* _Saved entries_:
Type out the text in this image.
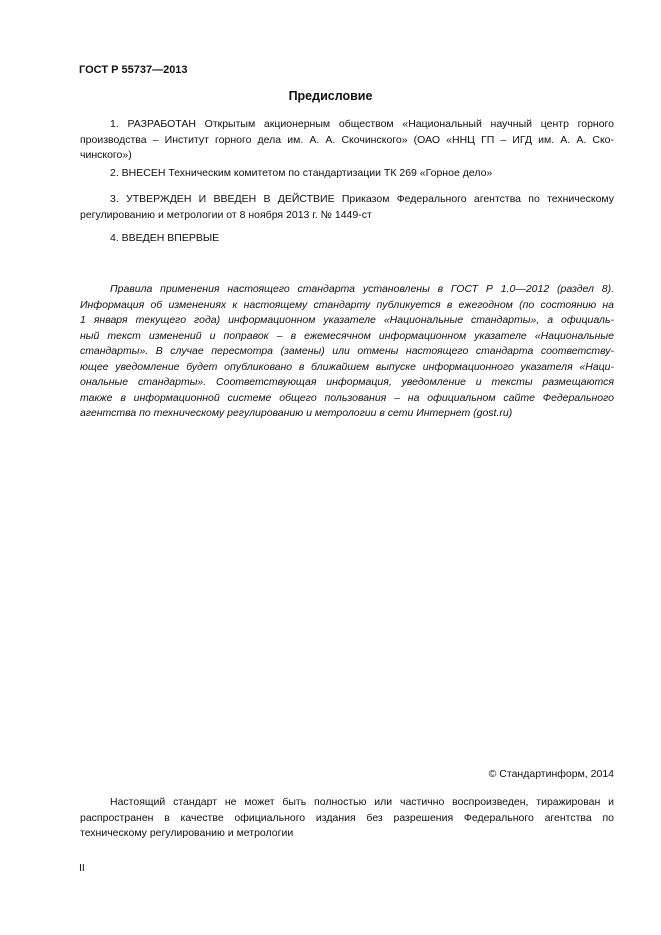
ГОСТ Р 55737—2013
Предисловие
1. РАЗРАБОТАН Открытым акционерным обществом «Национальный научный центр горного
производства – Институт горного дела им. А. А. Скочинского» (ОАО «ННЦ ГП – ИГД им. А. А. Ско-
чинского»)
2. ВНЕСЕН Техническим комитетом по стандартизации ТК 269 «Горное дело»
3. УТВЕРЖДЕН И ВВЕДЕН В ДЕЙСТВИЕ Приказом Федерального агентства по техническому
регулированию и метрологии от 8 ноября 2013 г. № 1449-ст
4. ВВЕДЕН ВПЕРВЫЕ
Правила применения настоящего стандарта установлены в ГОСТ Р 1.0—2012 (раздел 8).
Информация об изменениях к настоящему стандарту публикуется в ежегодном (по состоянию на
1 января текущего года) информационном указателе «Национальные стандарты», а официаль-
ный текст изменений и поправок – в ежемесячном информационном указателе «Национальные
стандарты». В случае пересмотра (замены) или отмены настоящего стандарта соответству-
ющее уведомление будет опубликовано в ближайшем выпуске информационного указателя «Наци-
ональные стандарты». Соответствующая информация, уведомление и тексты размещаются
также в информационной системе общего пользования – на официальном сайте Федерального
агентства по техническому регулированию и метрологии в сети Интернет (gost.ru)
© Стандартинформ, 2014
Настоящий стандарт не может быть полностью или частично воспроизведен, тиражирован и
распространен в качестве официального издания без разрешения Федерального агентства по
техническому регулированию и метрологии
II
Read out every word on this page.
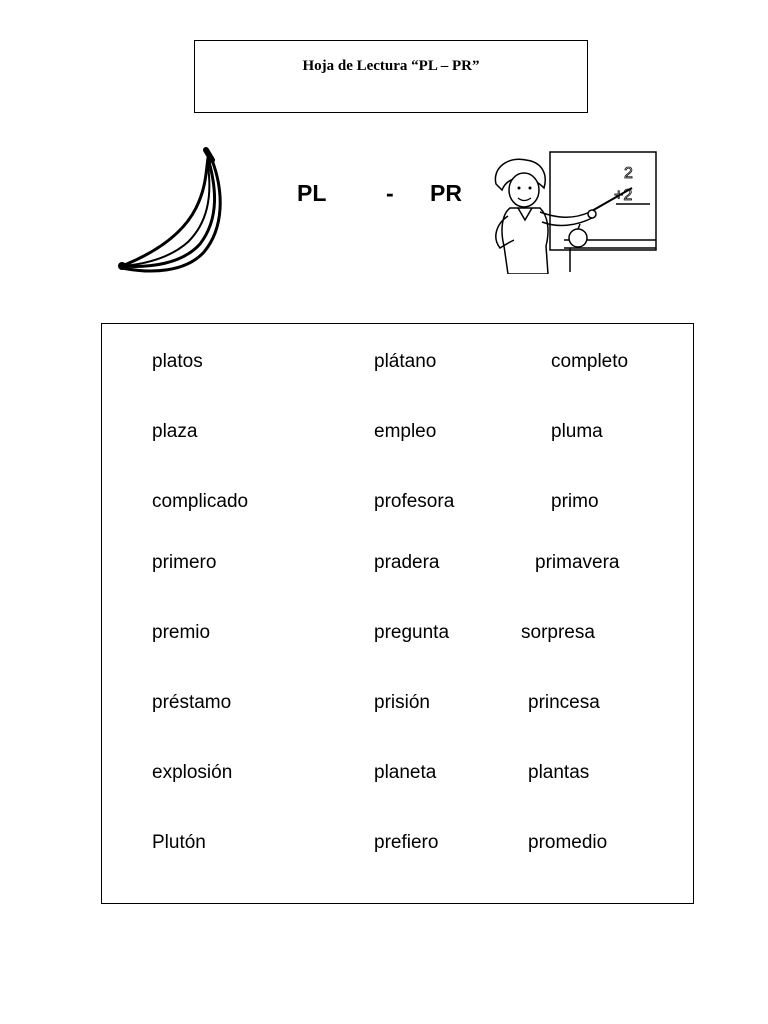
Hoja de Lectura “PL – PR”
PL	- PR
2
+2
platos	plátano	completo
plaza	empleo	pluma
complicado	profesora	primo
primero	pradera	primavera
premio	pregunta	sorpresa
préstamo	prisión	princesa
explosión	planeta	plantas
Plutón	prefiero	promedio
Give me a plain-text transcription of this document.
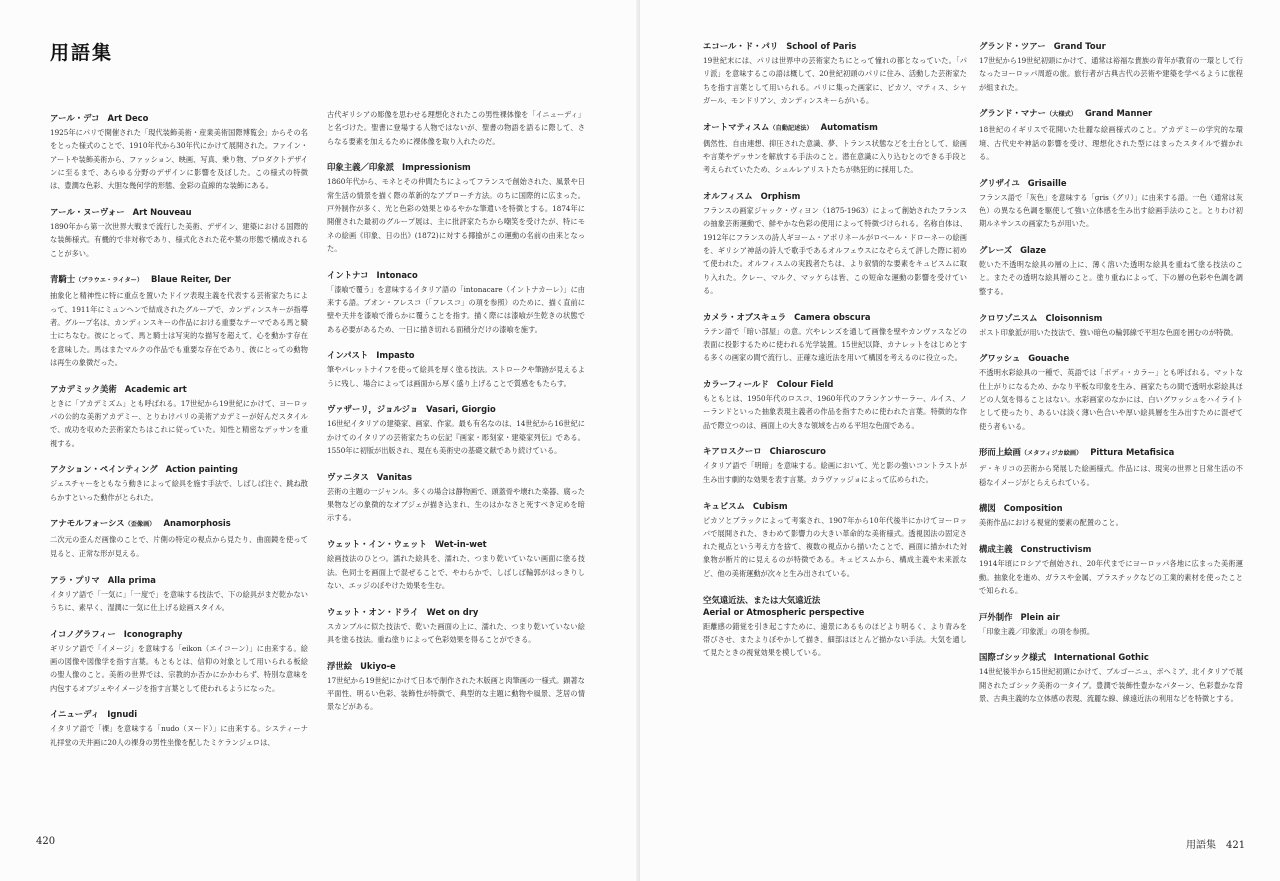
用語集
アール・デコ Art Deco

1925年にパリで開催された「現代装飾美術・産業美術国際博覧会」からその名をとった様式のことで、1910年代から30年代にかけて展開された。ファイン・アートや装飾美術から、ファッション、映画、写真、乗り物、プロダクトデザインに至るまで、あらゆる分野のデザインに影響を及ぼした。この様式の特徴は、豊潤な色彩、大胆な幾何学的形態、金彩の直線的な装飾にある。

アール・ヌーヴォー Art Nouveau

1890年から第一次世界大戦まで流行した美術、デザイン、建築における国際的な装飾様式。有機的で非対称であり、様式化された花や葉の形態で構成されることが多い。

青騎士（ブラウエ・ライター） Blaue Reiter, Der

抽象化と精神性に特に重点を置いたドイツ表現主義を代表する芸術家たちによって、1911年にミュンヘンで結成されたグループで、カンディンスキーが指導者。グループ名は、カンディンスキーの作品における重要なテーマである馬と騎士にちなむ。彼にとって、馬と騎士は写実的な描写を超えて、心を動かす存在を意味した。馬はまたマルクの作品でも重要な存在であり、彼にとっての動物は再生の象徴だった。

アカデミック美術 Academic art

ときに「アカデミズム」とも呼ばれる。17世紀から19世紀にかけて、ヨーロッパの公的な美術アカデミー、とりわけパリの美術アカデミーが好んだスタイルで、成功を収めた芸術家たちはこれに従っていた。知性と精密なデッサンを重視する。

アクション・ペインティング Action painting

ジェスチャーをともなう動きによって絵具を施す手法で、しばしば注ぐ、跳ね散らかすといった動作がとられた。

アナモルフォーシス（歪像画） Anamorphosis

二次元の歪んだ画像のことで、片側の特定の視点から見たり、曲面鏡を使って見ると、正常な形が見える。

アラ・プリマ Alla prima

イタリア語で「一気に」「一度で」を意味する技法で、下の絵具がまだ乾かないうちに、素早く、湿潤に一気に仕上げる絵画スタイル。

イコノグラフィー Iconography

ギリシア語で「イメージ」を意味する「eikon（エイコーン）」に由来する。絵画の図像や図像学を指す言葉。もともとは、信仰の対象として用いられる板絵の聖人像のこと。美術の世界では、宗教的か否かにかかわらず、特別な意味を内包するオブジェやイメージを指す言葉として使われるようになった。

イニューディ Ignudi

イタリア語で「裸」を意味する「nudo（ヌード）」に由来する。システィーナ礼拝堂の天井画に20人の裸身の男性坐像を配したミケランジェロは、

古代ギリシアの彫像を思わせる理想化されたこの男性裸体像を「イニューディ」と名づけた。聖書に登場する人物ではないが、聖書の物語を語るに際して、さらなる要素を加えるために裸体像を取り入れたのだ。

印象主義／印象派 Impressionism

1860年代から、モネとその仲間たちによってフランスで創始された、風景や日常生活の情景を描く際の革新的なアプローチ方法。のちに国際的に広まった。戸外制作が多く、光と色彩の効果とゆるやかな筆遣いを特徴とする。1874年に開催された最初のグループ展は、主に批評家たちから嘲笑を受けたが、特にモネの絵画《印象、日の出》(1872)に対する揶揄がこの運動の名前の由来となった。

イントナコ Intonaco

「漆喰で覆う」を意味するイタリア語の「intonacare（イントナカーレ）」に由来する語。ブオン・フレスコ（「フレスコ」の項を参照）のために、描く直前に壁や天井を漆喰で滑らかに覆うことを指す。描く際には漆喰が生乾きの状態である必要があるため、一日に描き切れる面積分だけの漆喰を施す。

インパスト Impasto

筆やパレットナイフを使って絵具を厚く塗る技法。ストロークや筆跡が見えるように残し、場合によっては画面から厚く盛り上げることで質感をもたらす。

ヴァザーリ，ジョルジョ Vasari, Giorgio

16世紀イタリアの建築家、画家、作家。最も有名なのは、14世紀から16世紀にかけてのイタリアの芸術家たちの伝記『画家・彫刻家・建築家列伝』である。1550年に初版が出版され、現在も美術史の基礎文献であり続けている。

ヴァニタス Vanitas

芸術の主題の一ジャンル。多くの場合は静物画で、頭蓋骨や壊れた楽器、腐った果物などの象徴的なオブジェが描き込まれ、生のはかなさと死すべき定めを暗示する。

ウェット・イン・ウェット Wet-in-wet

絵画技法のひとつ。濡れた絵具を、濡れた、つまり乾いていない画面に塗る技法。色同士を画面上で混ぜることで、やわらかで、しばしば輪郭がはっきりしない、エッジのぼやけた効果を生む。

ウェット・オン・ドライ Wet on dry

スカンブルに似た技法で、乾いた画面の上に、濡れた、つまり乾いていない絵具を塗る技法。重ね塗りによって色彩効果を得ることができる。

浮世絵 Ukiyo-e

17世紀から19世紀にかけて日本で制作された木版画と肉筆画の一様式。顕著な平面性、明るい色彩、装飾性が特徴で、典型的な主題に動物や風景、芝居の情景などがある。

420
エコール・ド・パリ School of Paris

19世紀末には、パリは世界中の芸術家たちにとって憧れの都となっていた。「パリ派」を意味するこの語は概して、20世紀初頭のパリに住み、活動した芸術家たちを指す言葉として用いられる。パリに集った画家に、ピカソ、マティス、シャガール、モンドリアン、カンディンスキーらがいる。

オートマティスム（自動記述法） Automatism

偶然性、自由連想、抑圧された意識、夢、トランス状態などを土台として、絵画や言葉やデッサンを解放する手法のこと。潜在意識に入り込むとのできる手段と考えられていたため、シュルレアリストたちが熱狂的に採用した。

オルフィスム Orphism

フランスの画家ジャック・ヴィヨン（1875-1963）によって創始されたフランスの抽象芸術運動で、鮮やかな色彩の使用によって特徴づけられる。名称自体は、1912年にフランスの詩人ギヨーム・アポリネールがロベール・ドローネーの絵画を、ギリシア神話の詩人で歌手であるオルフェウスになぞらえて評した際に初めて使われた。オルフィスムの実践者たちは、より叙情的な要素をキュビスムに取り入れた。クレー、マルク、マッケらは皆、この短命な運動の影響を受けている。

カメラ・オブスキュラ Camera obscura

ラテン語で「暗い部屋」の意。穴やレンズを通して画像を壁やカンヴァスなどの表面に投影するために使われる光学装置。15世紀以降、カナレットをはじめとする多くの画家の間で流行し、正確な遠近法を用いて構図を考えるのに役立った。

カラーフィールド Colour Field

もともとは、1950年代のロスコ、1960年代のフランケンサーラー、ルイス、ノーランドといった抽象表現主義者の作品を指すために使われた言葉。特徴的な作品で際立つのは、画面上の大きな領域を占める平坦な色面である。

キアロスクーロ Chiaroscuro

イタリア語で「明暗」を意味する。絵画において、光と影の強いコントラストが生み出す劇的な効果を表す言葉。カラヴァッジョによって広められた。

キュビスム Cubism

ピカソとブラックによって考案され、1907年から10年代後半にかけてヨーロッパで展開された、きわめて影響力の大きい革命的な美術様式。透視図法の固定された視点という考え方を捨て、複数の視点から描いたことで、画面に描かれた対象物が断片的に見えるのが特徴である。キュビスムから、構成主義や未来派など、他の美術運動が次々と生み出されている。

空気遠近法、または大気遠近法
Aerial or Atmospheric perspective

距離感の錯覚を引き起こすために、遠景にあるものほどより明るく、より青みを帯びさせ、またよりぼやかして描き、細部はほとんど描かない手法。大気を通して見たときの視覚効果を模している。

グランド・ツアー Grand Tour

17世紀から19世紀初頭にかけて、通常は裕福な貴族の青年が教育の一環として行なったヨーロッパ周遊の旅。旅行者が古典古代の芸術や建築を学べるように旅程が組まれた。

グランド・マナー（大様式） Grand Manner

18世紀のイギリスで花開いた壮麗な絵画様式のこと。アカデミーの学究的な環境、古代史や神話の影響を受け、理想化された型にはまったスタイルで描かれる。

グリザイユ Grisaille

フランス語で「灰色」を意味する「gris（グリ）」に由来する語。一色（通常は灰色）の異なる色調を駆使して強い立体感を生み出す絵画手法のこと。とりわけ初期ルネサンスの画家たちが用いた。

グレーズ Glaze

乾いた不透明な絵具の層の上に、薄く溶いた透明な絵具を重ねて塗る技法のこと。またその透明な絵具層のこと。塗り重ねによって、下の層の色彩や色調を調整する。

クロワゾニスム Cloisonnism

ポスト印象派が用いた技法で、強い暗色の輪郭線で平坦な色面を囲むのが特徴。

グワッシュ Gouache

不透明水彩絵具の一種で、英語では「ボディ・カラー」とも呼ばれる。マットな仕上がりになるため、かなり平板な印象を生み、画家たちの間で透明水彩絵具ほどの人気を得ることはない。水彩画家のなかには、白いグワッシュをハイライトとして使ったり、あるいは淡く薄い色合いや厚い絵具層を生み出すために混ぜて使う者もいる。

形而上絵画（メタフィジカ絵画） Pittura Metafisica

デ・キリコの芸術から発展した絵画様式。作品には、現実の世界と日常生活の不穏なイメージがとらえられている。

構図 Composition

美術作品における視覚的要素の配置のこと。

構成主義 Constructivism

1914年頃にロシアで創始され、20年代までにヨーロッパ各地に広まった美術運動。抽象化を進め、ガラスや金属、プラスチックなどの工業的素材を使ったことで知られる。

戸外制作 Plein air

「印象主義／印象派」の項を参照。

国際ゴシック様式 International Gothic

14世紀後半から15世紀初頭にかけて、ブルゴーニュ、ボヘミア、北イタリアで展開されたゴシック美術の一タイプ。豊潤で装飾性豊かなパターン、色彩豊かな背景、古典主義的な立体感の表現、流麗な線、線遠近法の利用などを特徴とする。

用語集 421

* _Task objective_: Return every line in the listing that contains the word "とも呼ばれる".

* _The reply_:
ときに「アカデミズム」とも呼ばれる。17世紀から19世紀にかけて、ヨーロッパの公的な美術アカデミー、とりわけパリの美術アカデミーが好んだスタイルで、成功を収めた芸術家たちはこれに従っていた。知性と精密なデッサンを重視する。
不透明水彩絵具の一種で、英語では「ボディ・カラー」とも呼ばれる。マットな仕上がりになるため、かなり平板な印象を生み、画家たちの間で透明水彩絵具ほどの人気を得ることはない。水彩画家のなかには、白いグワッシュをハイライトとして使ったり、あるいは淡く薄い色合いや厚い絵具層を生み出すために混ぜて使う者もいる。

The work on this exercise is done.